Only the lines from the one containing "Transcribe the text in this document." through the last line below should be written out, exactly and with both ends kept.

_ _ _

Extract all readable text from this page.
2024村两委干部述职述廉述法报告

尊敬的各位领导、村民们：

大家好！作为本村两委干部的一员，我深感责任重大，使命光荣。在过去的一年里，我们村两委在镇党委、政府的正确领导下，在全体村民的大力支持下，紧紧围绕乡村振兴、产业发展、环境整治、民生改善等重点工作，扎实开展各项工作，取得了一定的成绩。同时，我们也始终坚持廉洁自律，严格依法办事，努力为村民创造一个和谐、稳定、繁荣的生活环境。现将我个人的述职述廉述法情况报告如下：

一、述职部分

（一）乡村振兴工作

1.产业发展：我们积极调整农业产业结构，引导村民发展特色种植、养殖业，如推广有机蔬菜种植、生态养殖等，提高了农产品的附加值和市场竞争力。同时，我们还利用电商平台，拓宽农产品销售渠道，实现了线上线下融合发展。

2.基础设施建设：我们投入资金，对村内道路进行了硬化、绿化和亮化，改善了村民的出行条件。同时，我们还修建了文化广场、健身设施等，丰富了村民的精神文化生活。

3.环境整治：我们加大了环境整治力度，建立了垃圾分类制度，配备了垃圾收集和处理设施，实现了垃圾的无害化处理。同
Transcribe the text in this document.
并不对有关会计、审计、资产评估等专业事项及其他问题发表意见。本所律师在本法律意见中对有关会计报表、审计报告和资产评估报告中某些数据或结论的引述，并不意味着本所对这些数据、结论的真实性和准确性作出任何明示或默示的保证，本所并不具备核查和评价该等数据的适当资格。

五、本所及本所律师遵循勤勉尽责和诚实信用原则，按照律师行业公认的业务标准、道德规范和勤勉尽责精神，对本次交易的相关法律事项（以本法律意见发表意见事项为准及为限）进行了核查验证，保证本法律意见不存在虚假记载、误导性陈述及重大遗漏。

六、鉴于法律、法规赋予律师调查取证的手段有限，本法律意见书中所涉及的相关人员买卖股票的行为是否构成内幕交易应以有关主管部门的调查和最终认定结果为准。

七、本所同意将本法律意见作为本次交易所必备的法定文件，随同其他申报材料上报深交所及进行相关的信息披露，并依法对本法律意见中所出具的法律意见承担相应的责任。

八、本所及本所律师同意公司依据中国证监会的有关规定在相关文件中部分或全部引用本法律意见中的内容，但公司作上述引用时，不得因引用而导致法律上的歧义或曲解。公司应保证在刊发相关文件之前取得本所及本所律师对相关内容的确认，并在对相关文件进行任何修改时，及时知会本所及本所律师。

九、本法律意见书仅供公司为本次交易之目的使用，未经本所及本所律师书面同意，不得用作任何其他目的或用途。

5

_ _ _

• WORKED SOLUTION:
Transcribe the text in this document.
并不对有关会计、审计、资产评估等专业事项及其他问题发表意见。本所律师在本法律意见中对有关会计报表、审计报告和资产评估报告中某些数据或结论的引述，并不意味着本所对这些数据、结论的真实性和准确性作出任何明示或默示的保证，本所并不具备核查和评价该等数据的适当资格。

五、本所及本所律师遵循勤勉尽责和诚实信用原则，按照律师行业公认的业务标准、道德规范和勤勉尽责精神，对本次交易的相关法律事项（以本法律意见发表意见事项为准及为限）进行了核查验证，保证本法律意见不存在虚假记载、误导性陈述及重大遗漏。

六、鉴于法律、法规赋予律师调查取证的手段有限，本法律意见书中所涉及的相关人员买卖股票的行为是否构成内幕交易应以有关主管部门的调查和最终认定结果为准。

七、本所同意将本法律意见作为本次交易所必备的法定文件，随同其他申报材料上报深交所及进行相关的信息披露，并依法对本法律意见中所出具的法律意见承担相应的责任。

八、本所及本所律师同意公司依据中国证监会的有关规定在相关文件中部分或全部引用本法律意见中的内容，但公司作上述引用时，不得因引用而导致法律上的歧义或曲解。公司应保证在刊发相关文件之前取得本所及本所律师对相关内容的确认，并在对相关文件进行任何修改时，及时知会本所及本所律师。

九、本法律意见书仅供公司为本次交易之目的使用，未经本所及本所律师书面同意，不得用作任何其他目的或用途。

5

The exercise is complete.